### What the task asks:
From the entries provided below, copy each line that contains the word "إسحاق".

### Records to use:
· · · · · · ·

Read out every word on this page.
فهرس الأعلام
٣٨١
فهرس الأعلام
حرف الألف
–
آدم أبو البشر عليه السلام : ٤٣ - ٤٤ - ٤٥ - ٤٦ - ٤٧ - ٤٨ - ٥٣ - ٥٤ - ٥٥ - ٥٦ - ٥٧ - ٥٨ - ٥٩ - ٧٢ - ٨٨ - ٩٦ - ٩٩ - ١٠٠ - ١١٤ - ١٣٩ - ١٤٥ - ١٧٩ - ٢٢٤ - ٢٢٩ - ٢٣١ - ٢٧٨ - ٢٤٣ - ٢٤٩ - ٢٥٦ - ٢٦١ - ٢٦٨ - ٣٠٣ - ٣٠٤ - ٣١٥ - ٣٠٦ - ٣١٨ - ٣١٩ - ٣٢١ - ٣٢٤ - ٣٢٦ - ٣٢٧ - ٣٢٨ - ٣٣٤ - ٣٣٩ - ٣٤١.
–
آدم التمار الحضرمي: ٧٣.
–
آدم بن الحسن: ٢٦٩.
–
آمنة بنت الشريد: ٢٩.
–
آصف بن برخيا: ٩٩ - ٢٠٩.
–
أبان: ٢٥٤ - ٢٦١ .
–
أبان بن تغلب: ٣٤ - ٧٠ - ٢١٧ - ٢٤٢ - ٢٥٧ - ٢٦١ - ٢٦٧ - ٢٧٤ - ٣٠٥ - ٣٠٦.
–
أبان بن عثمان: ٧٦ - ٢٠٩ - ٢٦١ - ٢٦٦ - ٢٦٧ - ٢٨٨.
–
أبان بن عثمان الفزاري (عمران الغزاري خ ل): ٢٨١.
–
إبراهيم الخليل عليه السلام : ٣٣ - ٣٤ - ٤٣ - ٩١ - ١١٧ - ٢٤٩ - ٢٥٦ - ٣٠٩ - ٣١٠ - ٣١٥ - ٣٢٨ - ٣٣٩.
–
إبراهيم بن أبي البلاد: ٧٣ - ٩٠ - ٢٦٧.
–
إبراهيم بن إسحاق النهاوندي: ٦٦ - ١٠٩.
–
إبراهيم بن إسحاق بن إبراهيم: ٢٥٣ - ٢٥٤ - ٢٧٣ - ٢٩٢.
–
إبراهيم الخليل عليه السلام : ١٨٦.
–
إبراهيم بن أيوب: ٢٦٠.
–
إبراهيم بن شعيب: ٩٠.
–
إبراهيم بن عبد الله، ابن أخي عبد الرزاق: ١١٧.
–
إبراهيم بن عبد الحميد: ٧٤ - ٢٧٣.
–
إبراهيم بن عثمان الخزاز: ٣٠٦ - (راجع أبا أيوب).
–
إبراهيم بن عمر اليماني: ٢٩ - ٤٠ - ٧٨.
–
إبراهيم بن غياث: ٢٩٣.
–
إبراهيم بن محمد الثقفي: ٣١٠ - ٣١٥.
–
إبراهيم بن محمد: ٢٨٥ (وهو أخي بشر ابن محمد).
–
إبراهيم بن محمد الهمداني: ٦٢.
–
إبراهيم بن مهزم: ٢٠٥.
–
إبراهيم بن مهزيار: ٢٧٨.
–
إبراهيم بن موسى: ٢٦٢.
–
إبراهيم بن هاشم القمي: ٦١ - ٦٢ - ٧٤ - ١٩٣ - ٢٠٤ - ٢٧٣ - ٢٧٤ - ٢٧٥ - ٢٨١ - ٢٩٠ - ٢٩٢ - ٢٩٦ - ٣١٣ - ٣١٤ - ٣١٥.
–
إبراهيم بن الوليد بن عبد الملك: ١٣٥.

· · · · · · ·

### The completed task:
إبراهيم بن إسحاق النهاوندي: ٦٦ - ١٠٩.
إبراهيم بن إسحاق بن إبراهيم: ٢٥٣ - ٢٥٤ - ٢٧٣ - ٢٩٢.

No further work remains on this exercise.